From the entries below, count the lines with "Avitag". Write only the count.
-- Start Input data --
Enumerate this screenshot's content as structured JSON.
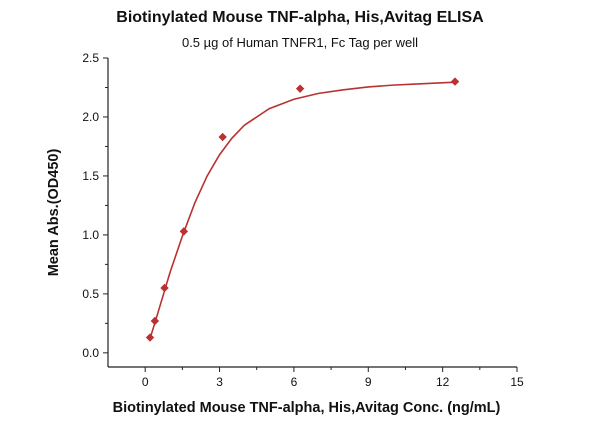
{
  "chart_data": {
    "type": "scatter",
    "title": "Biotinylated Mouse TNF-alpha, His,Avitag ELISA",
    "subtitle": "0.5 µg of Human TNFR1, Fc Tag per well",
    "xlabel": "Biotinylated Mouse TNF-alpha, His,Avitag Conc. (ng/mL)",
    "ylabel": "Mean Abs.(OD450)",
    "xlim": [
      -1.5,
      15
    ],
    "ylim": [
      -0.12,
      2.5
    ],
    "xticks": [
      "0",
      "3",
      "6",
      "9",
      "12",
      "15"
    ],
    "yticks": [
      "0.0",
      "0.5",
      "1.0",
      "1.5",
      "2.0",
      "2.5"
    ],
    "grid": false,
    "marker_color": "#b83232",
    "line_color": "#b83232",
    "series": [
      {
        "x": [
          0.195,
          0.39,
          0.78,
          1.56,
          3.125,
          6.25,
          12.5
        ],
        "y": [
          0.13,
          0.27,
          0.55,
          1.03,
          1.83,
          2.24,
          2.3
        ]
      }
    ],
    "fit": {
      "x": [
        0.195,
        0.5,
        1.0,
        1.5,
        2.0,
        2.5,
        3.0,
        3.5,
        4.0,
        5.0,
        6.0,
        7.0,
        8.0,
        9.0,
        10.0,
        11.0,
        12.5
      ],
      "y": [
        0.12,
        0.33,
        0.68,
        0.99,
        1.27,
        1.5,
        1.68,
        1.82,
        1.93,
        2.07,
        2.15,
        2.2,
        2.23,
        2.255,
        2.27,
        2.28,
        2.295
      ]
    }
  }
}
-- End Input data --
• [Result]:
2